§ Dataset rows:
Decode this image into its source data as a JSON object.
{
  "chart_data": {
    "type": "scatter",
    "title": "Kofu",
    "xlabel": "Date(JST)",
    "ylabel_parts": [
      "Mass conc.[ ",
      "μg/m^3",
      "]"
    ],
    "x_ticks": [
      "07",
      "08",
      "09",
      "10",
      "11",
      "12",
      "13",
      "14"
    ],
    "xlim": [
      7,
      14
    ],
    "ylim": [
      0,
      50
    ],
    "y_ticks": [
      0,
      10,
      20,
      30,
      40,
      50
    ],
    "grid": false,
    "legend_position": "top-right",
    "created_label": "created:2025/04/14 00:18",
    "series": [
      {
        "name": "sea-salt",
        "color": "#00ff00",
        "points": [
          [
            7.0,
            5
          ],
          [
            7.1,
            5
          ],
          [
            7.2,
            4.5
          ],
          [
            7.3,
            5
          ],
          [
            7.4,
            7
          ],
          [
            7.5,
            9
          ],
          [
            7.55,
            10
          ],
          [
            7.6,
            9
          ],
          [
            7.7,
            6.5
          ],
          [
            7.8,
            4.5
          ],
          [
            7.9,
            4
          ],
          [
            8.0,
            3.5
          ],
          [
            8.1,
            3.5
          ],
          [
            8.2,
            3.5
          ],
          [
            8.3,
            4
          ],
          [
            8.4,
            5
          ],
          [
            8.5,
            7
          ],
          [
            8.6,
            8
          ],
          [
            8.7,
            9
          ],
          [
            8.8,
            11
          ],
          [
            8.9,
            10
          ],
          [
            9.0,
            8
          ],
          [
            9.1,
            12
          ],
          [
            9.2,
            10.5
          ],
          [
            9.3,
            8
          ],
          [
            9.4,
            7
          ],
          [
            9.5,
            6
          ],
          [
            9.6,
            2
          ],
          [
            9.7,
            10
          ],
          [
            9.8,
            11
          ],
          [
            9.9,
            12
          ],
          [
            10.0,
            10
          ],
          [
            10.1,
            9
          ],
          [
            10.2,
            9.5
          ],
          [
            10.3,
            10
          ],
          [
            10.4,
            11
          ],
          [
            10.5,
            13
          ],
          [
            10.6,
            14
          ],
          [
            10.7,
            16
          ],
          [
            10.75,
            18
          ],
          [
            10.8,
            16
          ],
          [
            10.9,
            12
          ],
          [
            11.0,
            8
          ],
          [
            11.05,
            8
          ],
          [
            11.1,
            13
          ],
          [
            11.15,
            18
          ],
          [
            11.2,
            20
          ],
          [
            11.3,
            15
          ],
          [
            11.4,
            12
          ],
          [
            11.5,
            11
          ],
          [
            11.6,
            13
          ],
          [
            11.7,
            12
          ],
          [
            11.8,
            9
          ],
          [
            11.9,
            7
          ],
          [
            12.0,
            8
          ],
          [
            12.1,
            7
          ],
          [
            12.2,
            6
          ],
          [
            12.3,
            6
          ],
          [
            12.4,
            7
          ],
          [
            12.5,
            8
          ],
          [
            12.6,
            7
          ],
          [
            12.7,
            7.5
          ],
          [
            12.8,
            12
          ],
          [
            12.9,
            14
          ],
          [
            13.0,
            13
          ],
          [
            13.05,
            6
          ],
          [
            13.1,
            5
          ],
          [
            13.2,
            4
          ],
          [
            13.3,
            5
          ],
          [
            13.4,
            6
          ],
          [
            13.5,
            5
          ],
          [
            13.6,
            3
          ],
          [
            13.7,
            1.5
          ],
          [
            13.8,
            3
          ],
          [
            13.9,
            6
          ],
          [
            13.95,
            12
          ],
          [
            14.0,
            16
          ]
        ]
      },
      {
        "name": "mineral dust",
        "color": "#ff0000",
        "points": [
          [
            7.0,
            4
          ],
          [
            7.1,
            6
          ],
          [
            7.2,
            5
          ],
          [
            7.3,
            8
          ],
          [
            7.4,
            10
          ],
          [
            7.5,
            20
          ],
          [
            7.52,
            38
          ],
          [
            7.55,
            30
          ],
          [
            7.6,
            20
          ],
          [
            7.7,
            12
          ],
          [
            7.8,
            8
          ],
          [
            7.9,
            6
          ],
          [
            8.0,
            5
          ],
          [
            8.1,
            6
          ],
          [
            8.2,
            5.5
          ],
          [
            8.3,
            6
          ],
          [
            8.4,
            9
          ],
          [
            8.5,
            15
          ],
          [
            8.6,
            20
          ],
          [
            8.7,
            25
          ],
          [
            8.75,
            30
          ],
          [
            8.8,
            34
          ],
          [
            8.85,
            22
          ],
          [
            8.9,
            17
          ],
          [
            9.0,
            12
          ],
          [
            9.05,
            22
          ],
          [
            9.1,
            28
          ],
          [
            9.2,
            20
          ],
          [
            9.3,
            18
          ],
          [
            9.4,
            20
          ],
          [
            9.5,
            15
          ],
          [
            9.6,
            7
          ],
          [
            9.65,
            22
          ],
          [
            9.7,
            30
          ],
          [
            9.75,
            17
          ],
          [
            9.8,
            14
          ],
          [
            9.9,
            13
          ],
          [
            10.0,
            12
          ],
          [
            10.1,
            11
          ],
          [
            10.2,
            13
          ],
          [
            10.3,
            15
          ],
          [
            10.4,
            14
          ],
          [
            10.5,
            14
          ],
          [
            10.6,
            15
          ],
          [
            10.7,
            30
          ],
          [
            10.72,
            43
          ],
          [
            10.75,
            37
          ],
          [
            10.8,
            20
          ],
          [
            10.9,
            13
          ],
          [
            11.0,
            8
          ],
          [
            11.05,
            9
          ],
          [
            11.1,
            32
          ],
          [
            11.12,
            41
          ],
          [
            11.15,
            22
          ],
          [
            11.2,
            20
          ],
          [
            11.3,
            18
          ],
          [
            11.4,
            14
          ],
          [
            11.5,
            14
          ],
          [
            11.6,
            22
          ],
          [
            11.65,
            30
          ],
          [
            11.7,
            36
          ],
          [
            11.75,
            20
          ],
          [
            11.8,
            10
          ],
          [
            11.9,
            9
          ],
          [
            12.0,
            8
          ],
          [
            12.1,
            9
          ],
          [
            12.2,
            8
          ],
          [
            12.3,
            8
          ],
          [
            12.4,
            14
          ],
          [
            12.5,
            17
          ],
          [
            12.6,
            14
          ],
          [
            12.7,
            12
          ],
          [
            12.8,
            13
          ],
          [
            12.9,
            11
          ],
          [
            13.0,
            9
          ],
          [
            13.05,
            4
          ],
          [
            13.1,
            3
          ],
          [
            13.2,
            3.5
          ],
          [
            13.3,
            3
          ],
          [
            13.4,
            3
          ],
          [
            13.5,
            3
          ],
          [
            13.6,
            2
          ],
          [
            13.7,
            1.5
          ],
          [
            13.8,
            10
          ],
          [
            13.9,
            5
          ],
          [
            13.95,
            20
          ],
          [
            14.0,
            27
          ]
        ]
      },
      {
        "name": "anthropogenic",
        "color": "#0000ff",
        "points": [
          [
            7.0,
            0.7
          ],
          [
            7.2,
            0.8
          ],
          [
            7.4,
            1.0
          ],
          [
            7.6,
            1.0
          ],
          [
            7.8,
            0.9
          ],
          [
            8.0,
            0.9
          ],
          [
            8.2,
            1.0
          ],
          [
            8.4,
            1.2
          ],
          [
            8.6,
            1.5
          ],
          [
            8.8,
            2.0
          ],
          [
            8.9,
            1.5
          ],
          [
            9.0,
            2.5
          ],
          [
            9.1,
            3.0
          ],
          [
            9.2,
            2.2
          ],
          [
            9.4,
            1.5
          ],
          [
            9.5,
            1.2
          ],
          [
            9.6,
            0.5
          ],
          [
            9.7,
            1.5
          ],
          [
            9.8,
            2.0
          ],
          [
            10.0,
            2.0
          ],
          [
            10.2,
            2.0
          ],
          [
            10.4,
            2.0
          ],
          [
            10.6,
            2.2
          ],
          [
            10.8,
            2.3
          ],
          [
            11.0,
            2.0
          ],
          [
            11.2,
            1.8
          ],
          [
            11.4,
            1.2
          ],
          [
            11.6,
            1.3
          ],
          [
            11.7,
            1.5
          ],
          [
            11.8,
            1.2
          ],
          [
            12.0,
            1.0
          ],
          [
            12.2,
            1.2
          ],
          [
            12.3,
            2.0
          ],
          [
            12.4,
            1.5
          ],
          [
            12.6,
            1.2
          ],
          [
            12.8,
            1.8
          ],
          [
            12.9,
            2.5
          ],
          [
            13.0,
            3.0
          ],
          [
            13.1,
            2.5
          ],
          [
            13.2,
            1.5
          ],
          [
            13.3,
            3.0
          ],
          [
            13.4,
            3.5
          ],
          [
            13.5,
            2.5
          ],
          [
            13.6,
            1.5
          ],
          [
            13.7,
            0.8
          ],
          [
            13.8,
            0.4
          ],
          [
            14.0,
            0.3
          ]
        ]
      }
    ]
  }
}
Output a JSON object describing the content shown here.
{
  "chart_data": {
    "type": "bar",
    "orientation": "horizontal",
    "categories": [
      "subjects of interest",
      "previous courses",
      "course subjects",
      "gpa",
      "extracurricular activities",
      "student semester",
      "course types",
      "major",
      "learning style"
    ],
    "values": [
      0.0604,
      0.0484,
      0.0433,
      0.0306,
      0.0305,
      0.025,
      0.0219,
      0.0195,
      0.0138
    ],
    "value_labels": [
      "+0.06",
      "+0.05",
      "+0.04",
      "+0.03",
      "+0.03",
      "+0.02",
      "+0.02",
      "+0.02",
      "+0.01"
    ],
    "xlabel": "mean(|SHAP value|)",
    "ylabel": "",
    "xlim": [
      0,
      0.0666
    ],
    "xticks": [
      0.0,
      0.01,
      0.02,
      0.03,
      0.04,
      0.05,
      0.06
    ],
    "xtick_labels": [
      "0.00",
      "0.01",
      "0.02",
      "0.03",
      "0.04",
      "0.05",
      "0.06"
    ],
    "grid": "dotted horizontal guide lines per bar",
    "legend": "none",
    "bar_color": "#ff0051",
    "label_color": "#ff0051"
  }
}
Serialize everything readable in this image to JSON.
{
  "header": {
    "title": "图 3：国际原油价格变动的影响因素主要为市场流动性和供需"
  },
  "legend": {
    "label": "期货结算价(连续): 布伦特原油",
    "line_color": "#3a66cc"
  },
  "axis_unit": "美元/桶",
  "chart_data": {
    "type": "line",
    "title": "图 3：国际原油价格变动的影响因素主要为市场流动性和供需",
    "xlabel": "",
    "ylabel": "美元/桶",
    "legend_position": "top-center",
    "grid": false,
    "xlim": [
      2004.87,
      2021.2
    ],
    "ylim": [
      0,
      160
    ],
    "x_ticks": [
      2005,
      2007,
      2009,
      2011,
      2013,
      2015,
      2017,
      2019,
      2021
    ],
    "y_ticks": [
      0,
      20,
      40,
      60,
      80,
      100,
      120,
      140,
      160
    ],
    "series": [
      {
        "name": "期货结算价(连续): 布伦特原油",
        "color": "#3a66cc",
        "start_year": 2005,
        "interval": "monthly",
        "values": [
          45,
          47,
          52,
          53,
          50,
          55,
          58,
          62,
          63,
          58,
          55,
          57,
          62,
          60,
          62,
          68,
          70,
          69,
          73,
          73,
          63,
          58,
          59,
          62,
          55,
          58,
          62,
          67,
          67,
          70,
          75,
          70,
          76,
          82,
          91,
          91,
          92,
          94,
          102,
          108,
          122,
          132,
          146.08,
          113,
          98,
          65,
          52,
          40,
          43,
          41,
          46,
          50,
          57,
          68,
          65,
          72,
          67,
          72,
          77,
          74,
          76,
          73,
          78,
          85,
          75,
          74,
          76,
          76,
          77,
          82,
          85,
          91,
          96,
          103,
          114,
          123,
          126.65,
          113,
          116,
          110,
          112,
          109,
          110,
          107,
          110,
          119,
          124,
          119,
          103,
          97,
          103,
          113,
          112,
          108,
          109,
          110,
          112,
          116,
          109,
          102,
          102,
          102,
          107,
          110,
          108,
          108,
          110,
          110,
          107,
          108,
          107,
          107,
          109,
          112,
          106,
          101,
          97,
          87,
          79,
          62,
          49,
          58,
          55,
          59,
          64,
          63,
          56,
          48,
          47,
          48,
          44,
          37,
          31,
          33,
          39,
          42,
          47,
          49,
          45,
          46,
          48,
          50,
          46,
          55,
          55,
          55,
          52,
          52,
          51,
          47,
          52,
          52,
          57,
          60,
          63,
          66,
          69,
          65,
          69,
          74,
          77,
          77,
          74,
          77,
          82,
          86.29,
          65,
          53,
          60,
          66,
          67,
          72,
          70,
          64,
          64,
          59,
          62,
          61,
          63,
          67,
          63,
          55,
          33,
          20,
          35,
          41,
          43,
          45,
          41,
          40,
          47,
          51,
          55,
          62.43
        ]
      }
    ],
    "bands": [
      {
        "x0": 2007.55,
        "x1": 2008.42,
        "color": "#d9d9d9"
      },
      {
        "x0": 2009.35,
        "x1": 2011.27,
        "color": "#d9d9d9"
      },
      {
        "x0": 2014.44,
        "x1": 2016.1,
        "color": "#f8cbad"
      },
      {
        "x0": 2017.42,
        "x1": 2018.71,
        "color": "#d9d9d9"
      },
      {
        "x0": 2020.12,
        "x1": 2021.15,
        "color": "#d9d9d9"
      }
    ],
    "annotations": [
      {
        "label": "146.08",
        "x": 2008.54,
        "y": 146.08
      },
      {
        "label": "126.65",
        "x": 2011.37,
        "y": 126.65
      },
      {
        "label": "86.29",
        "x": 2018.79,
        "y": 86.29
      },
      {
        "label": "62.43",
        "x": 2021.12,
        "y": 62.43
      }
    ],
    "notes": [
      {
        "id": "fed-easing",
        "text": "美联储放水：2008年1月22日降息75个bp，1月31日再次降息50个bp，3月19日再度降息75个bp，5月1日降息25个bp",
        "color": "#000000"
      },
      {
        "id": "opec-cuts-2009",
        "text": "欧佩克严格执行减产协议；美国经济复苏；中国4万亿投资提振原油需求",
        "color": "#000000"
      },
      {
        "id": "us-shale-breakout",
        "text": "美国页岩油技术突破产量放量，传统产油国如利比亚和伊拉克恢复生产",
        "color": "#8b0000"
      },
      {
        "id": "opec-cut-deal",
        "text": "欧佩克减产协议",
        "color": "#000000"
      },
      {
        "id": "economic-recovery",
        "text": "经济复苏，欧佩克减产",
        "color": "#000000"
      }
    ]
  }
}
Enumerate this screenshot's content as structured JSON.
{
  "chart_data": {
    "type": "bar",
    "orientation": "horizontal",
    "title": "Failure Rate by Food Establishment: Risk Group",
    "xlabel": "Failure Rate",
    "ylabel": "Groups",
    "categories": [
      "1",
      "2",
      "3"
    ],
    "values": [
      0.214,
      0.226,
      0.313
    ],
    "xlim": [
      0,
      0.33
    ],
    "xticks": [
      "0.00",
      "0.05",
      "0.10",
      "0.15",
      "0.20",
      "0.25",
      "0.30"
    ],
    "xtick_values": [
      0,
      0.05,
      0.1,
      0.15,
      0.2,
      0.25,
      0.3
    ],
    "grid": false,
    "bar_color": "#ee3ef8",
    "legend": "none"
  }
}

§ Directions for this task:
State how many lines in the entries above include the word "JSON"; reply with the number alone.

§ Exercise result:
4